[Stored data]
__________

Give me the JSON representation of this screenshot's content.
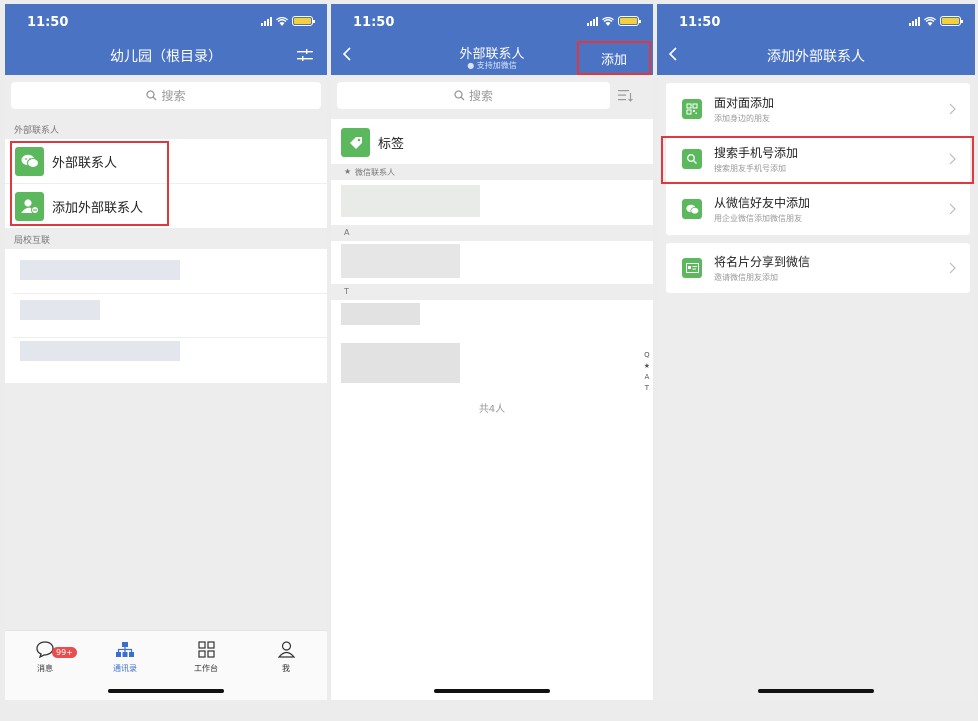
{
  "status": {
    "time": "11:50"
  },
  "screen1": {
    "title": "幼儿园（根目录）",
    "search_placeholder": "搜索",
    "section_external": "外部联系人",
    "row_external": "外部联系人",
    "row_add_external": "添加外部联系人",
    "section_school": "局校互联",
    "tabs": {
      "messages": "消息",
      "messages_badge": "99+",
      "contacts": "通讯录",
      "workbench": "工作台",
      "me": "我"
    }
  },
  "screen2": {
    "title": "外部联系人",
    "subtitle": "支持加微信",
    "add_button": "添加",
    "search_placeholder": "搜索",
    "tags_row": "标签",
    "section_wechat": "微信联系人",
    "letter_a": "A",
    "letter_t": "T",
    "index": [
      "Q",
      "★",
      "A",
      "T"
    ],
    "total": "共4人"
  },
  "screen3": {
    "title": "添加外部联系人",
    "options": [
      {
        "title": "面对面添加",
        "subtitle": "添加身边的朋友",
        "icon": "qr-code-icon"
      },
      {
        "title": "搜索手机号添加",
        "subtitle": "搜索朋友手机号添加",
        "icon": "search-icon"
      },
      {
        "title": "从微信好友中添加",
        "subtitle": "用企业微信添加微信朋友",
        "icon": "wechat-icon"
      },
      {
        "title": "将名片分享到微信",
        "subtitle": "邀请微信朋友添加",
        "icon": "business-card-icon"
      }
    ]
  },
  "colors": {
    "header_blue": "#4a73c4",
    "accent_green": "#5cb85c",
    "highlight_red": "#e0383e",
    "active_tab": "#3a6fcf"
  }
}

__________

** Your goal **
The pictures in the entries should be left out; output everything else exactly.

** Exercise response **
Give me the JSON representation of this screenshot's content.
{
  "status": {
    "time": "11:50"
  },
  "screen1": {
    "title": "幼儿园（根目录）",
    "search_placeholder": "搜索",
    "section_external": "外部联系人",
    "row_external": "外部联系人",
    "row_add_external": "添加外部联系人",
    "section_school": "局校互联",
    "tabs": {
      "messages": "消息",
      "messages_badge": "99+",
      "contacts": "通讯录",
      "workbench": "工作台",
      "me": "我"
    }
  },
  "screen2": {
    "title": "外部联系人",
    "subtitle": "支持加微信",
    "add_button": "添加",
    "search_placeholder": "搜索",
    "tags_row": "标签",
    "section_wechat": "微信联系人",
    "letter_a": "A",
    "letter_t": "T",
    "index": [
      "Q",
      "★",
      "A",
      "T"
    ],
    "total": "共4人"
  },
  "screen3": {
    "title": "添加外部联系人",
    "options": [
      {
        "title": "面对面添加",
        "subtitle": "添加身边的朋友",
        "icon": "qr-code-icon"
      },
      {
        "title": "搜索手机号添加",
        "subtitle": "搜索朋友手机号添加",
        "icon": "search-icon"
      },
      {
        "title": "从微信好友中添加",
        "subtitle": "用企业微信添加微信朋友",
        "icon": "wechat-icon"
      },
      {
        "title": "将名片分享到微信",
        "subtitle": "邀请微信朋友添加",
        "icon": "business-card-icon"
      }
    ]
  },
  "colors": {
    "header_blue": "#4a73c4",
    "accent_green": "#5cb85c",
    "highlight_red": "#e0383e",
    "active_tab": "#3a6fcf"
  }
}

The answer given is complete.